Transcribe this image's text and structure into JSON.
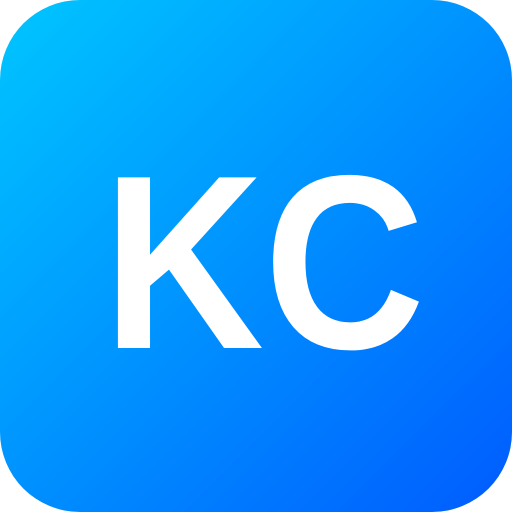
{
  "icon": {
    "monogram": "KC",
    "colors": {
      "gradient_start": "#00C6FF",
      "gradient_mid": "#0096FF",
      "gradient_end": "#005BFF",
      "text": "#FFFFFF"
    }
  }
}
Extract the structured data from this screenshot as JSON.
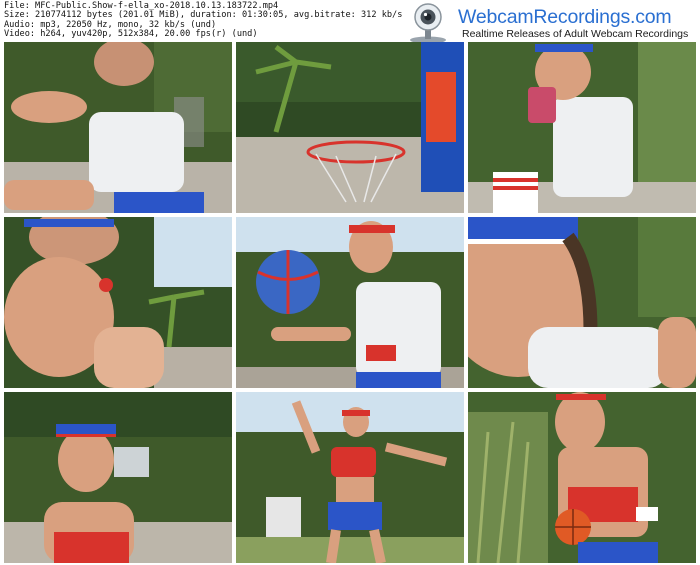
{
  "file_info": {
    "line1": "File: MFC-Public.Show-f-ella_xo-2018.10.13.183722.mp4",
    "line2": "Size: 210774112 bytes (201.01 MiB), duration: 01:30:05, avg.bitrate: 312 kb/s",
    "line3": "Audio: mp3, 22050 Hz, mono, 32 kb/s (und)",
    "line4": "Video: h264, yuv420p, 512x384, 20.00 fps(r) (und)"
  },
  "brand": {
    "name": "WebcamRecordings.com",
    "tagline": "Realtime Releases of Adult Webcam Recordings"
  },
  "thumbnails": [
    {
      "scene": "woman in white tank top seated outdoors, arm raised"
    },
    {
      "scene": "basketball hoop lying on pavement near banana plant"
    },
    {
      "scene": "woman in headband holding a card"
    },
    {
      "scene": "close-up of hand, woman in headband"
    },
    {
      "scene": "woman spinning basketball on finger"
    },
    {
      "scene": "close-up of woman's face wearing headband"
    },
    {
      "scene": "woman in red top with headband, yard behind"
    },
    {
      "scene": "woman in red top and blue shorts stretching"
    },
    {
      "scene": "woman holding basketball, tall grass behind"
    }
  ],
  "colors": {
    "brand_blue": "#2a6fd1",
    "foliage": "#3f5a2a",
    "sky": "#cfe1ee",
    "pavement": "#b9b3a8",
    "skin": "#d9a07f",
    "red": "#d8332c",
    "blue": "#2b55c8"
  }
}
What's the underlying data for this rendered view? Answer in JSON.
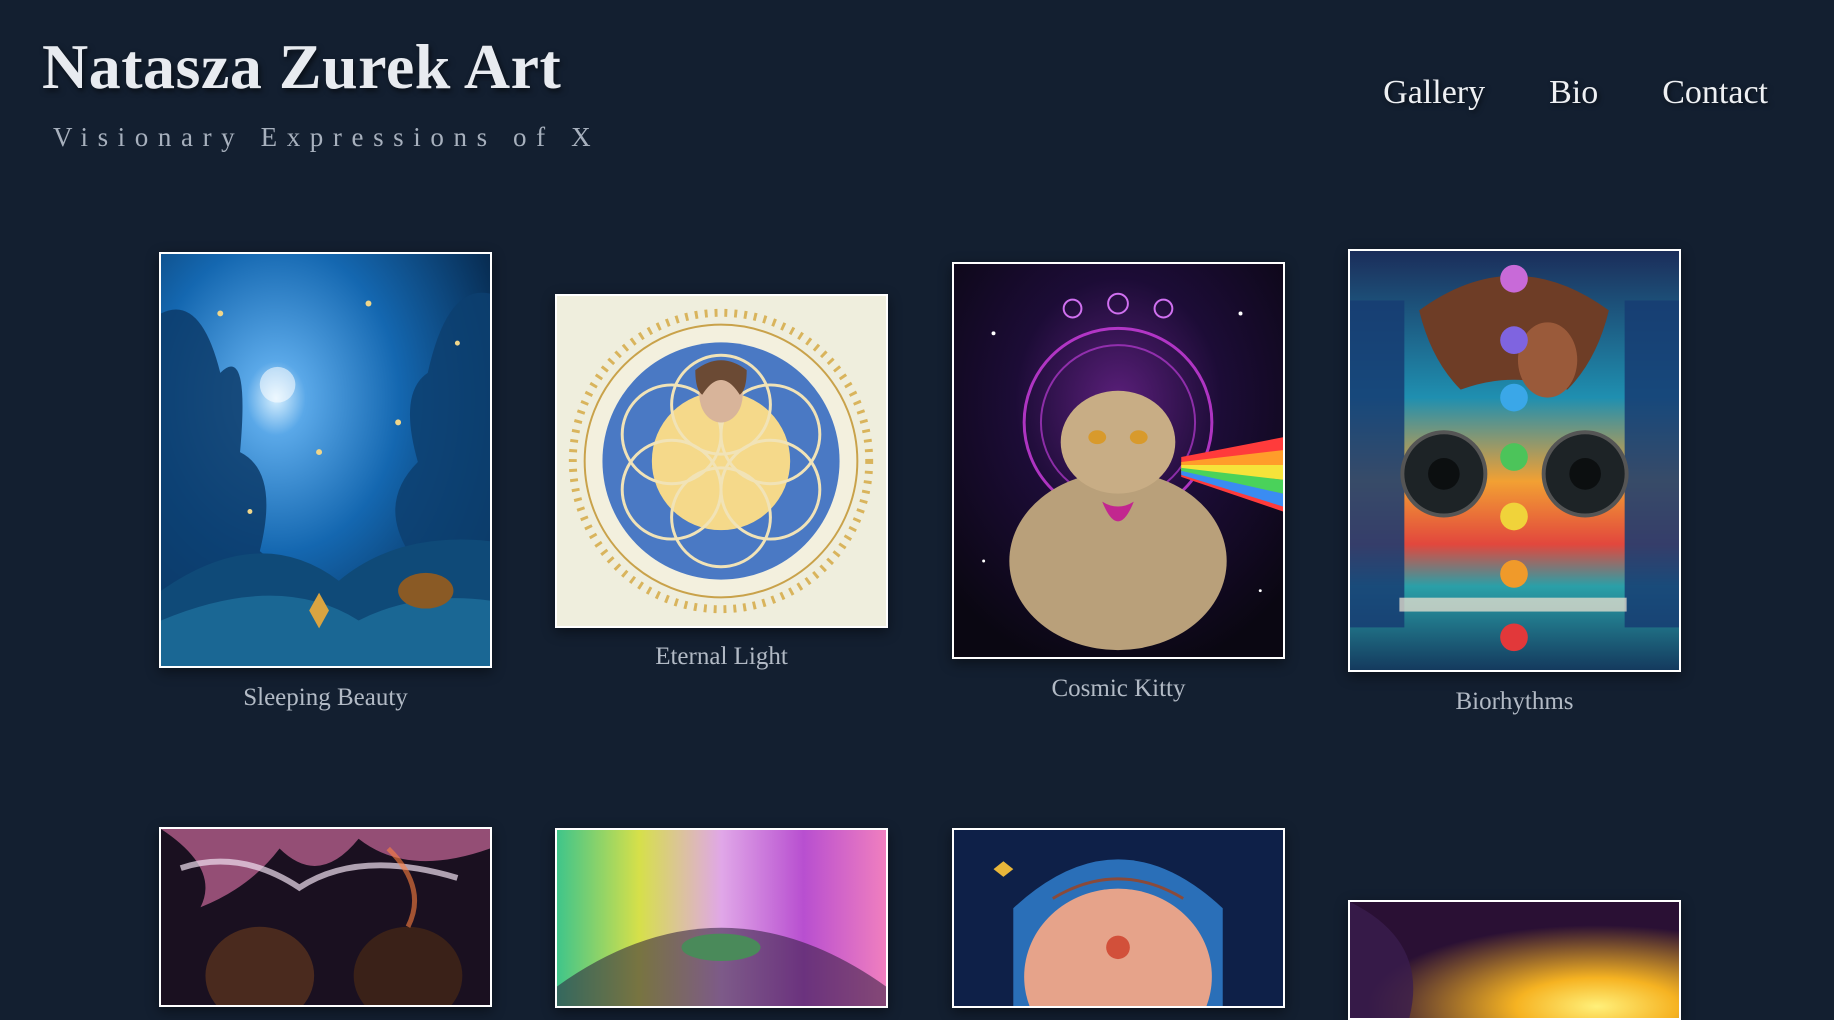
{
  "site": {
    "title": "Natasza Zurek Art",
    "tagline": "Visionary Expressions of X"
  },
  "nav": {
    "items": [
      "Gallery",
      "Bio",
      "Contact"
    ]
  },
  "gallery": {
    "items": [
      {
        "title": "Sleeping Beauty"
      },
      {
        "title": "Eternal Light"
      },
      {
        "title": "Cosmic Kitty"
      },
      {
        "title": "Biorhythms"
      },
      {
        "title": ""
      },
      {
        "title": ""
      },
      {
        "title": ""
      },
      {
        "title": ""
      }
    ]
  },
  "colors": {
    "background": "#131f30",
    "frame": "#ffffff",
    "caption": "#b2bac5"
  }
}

************

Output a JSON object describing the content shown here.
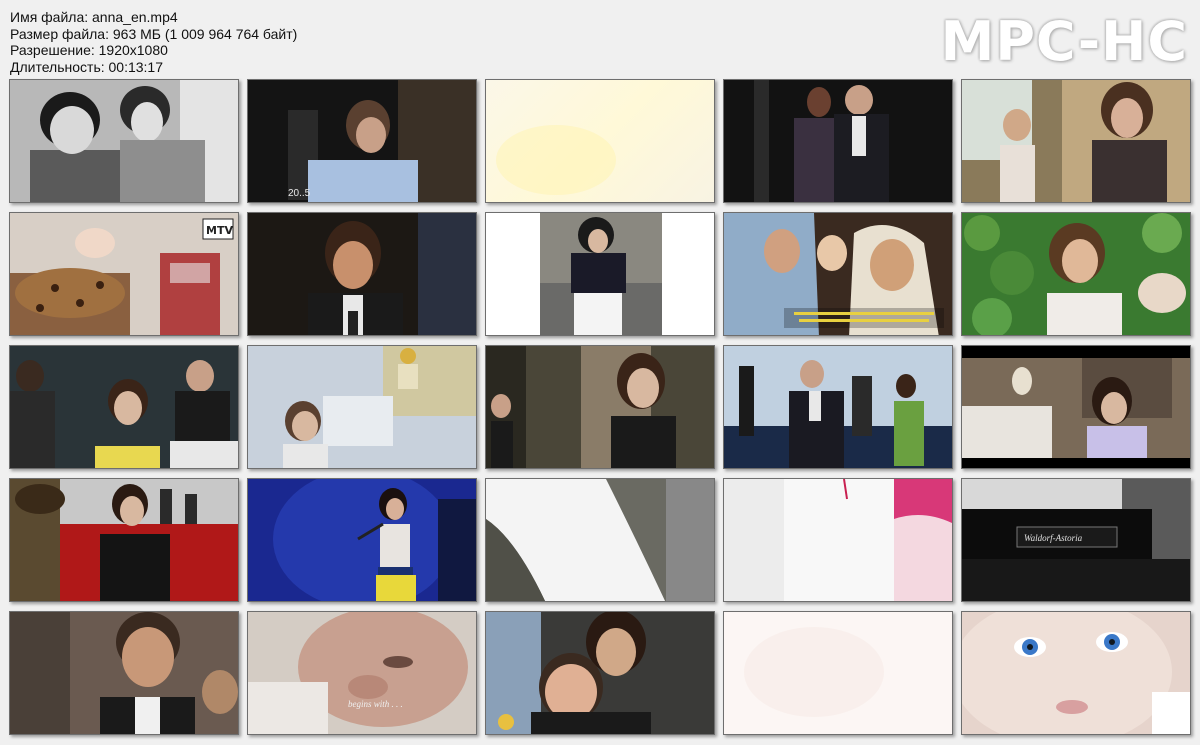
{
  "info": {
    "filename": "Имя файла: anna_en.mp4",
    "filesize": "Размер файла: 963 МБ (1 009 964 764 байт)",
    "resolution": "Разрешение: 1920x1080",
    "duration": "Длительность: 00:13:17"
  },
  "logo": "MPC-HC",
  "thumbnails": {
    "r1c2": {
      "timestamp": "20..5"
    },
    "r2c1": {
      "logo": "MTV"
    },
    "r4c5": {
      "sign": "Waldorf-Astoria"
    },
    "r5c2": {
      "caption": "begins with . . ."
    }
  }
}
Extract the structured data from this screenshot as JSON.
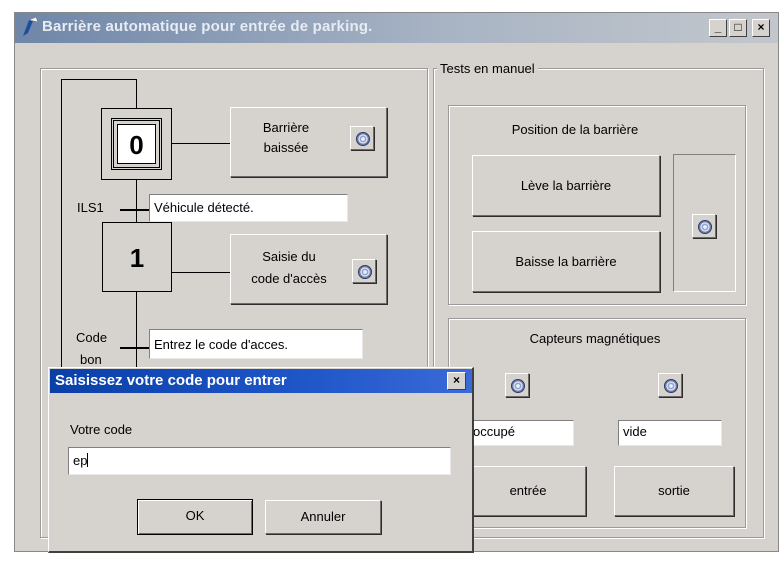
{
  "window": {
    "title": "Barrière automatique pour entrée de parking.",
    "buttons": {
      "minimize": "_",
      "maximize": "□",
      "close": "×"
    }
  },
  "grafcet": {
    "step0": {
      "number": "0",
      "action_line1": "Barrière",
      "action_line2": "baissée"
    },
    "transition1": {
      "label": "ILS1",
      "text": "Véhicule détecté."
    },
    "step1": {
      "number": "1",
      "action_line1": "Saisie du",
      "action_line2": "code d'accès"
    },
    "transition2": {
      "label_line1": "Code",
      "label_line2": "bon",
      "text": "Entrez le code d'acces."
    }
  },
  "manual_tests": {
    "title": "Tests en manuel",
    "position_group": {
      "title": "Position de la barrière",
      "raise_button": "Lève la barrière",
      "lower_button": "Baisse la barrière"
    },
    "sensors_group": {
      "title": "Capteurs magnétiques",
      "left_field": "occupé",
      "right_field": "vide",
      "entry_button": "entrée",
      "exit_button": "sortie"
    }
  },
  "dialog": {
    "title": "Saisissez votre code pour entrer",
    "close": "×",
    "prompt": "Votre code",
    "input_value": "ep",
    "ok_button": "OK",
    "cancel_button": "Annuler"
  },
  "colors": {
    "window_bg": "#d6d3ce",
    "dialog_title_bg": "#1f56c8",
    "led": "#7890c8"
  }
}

************

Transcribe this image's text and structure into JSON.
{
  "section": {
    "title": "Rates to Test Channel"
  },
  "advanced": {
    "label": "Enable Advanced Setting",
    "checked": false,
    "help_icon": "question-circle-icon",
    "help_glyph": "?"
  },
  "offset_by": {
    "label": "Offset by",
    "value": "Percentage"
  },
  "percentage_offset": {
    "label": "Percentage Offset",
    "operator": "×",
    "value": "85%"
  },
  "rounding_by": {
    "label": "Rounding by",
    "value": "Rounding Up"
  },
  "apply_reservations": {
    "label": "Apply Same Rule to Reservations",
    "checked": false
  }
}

************

• **Objective**:
Scan the records above, count the lines with "woman" in them, and give only the number.

• **In response**:
8